▶ **Supplied material**:
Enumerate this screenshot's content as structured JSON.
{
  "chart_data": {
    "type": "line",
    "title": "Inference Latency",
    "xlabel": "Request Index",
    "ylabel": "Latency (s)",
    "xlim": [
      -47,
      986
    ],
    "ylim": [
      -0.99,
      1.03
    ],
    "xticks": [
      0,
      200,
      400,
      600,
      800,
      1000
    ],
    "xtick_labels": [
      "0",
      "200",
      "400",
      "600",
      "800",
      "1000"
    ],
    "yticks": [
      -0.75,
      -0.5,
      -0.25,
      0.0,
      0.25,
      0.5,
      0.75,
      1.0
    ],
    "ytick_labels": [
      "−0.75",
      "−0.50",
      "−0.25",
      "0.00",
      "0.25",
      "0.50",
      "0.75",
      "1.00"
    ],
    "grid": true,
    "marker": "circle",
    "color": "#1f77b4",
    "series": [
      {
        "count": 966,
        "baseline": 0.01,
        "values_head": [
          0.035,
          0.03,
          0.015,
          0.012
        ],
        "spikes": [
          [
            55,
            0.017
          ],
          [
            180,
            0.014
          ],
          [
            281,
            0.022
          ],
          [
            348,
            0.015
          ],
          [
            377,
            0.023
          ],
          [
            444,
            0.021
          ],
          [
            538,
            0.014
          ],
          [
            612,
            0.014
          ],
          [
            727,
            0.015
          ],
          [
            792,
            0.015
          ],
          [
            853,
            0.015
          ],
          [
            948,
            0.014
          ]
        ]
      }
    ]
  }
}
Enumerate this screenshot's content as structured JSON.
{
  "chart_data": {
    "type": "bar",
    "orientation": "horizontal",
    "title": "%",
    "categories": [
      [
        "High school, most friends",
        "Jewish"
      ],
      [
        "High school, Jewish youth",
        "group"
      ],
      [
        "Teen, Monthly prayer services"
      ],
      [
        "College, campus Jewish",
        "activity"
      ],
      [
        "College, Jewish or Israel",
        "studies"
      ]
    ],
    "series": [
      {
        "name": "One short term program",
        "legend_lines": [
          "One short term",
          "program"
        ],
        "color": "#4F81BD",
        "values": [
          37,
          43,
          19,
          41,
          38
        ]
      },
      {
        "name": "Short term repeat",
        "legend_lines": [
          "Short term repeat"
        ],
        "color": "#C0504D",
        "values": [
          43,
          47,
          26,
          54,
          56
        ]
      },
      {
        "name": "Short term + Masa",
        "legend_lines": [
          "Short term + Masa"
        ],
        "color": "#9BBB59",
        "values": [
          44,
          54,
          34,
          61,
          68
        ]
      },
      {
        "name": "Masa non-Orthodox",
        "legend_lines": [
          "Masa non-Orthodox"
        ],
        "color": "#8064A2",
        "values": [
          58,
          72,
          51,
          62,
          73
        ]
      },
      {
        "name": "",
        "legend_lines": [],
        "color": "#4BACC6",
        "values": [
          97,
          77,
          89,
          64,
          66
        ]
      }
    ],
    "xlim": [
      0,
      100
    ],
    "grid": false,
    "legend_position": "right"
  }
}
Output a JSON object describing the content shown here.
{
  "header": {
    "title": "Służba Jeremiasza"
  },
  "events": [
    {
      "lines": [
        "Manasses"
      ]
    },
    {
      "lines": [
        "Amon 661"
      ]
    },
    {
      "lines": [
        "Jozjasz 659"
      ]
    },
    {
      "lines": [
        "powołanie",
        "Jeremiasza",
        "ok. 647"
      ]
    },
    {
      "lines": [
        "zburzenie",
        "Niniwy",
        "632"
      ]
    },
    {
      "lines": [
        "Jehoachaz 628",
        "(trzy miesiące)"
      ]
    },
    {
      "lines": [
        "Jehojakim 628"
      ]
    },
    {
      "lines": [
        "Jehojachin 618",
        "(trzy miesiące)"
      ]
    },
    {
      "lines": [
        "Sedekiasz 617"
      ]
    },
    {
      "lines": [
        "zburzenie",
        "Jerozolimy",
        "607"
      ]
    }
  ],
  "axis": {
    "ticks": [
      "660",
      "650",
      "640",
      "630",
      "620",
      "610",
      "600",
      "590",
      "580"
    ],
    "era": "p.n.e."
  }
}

▶ **Exercise brief**:
Where does the word "Jeremiasza" appear? Return each line that holds it.

▶ **Result for this task**:
    "title": "Służba Jeremiasza"
        "Jeremiasza",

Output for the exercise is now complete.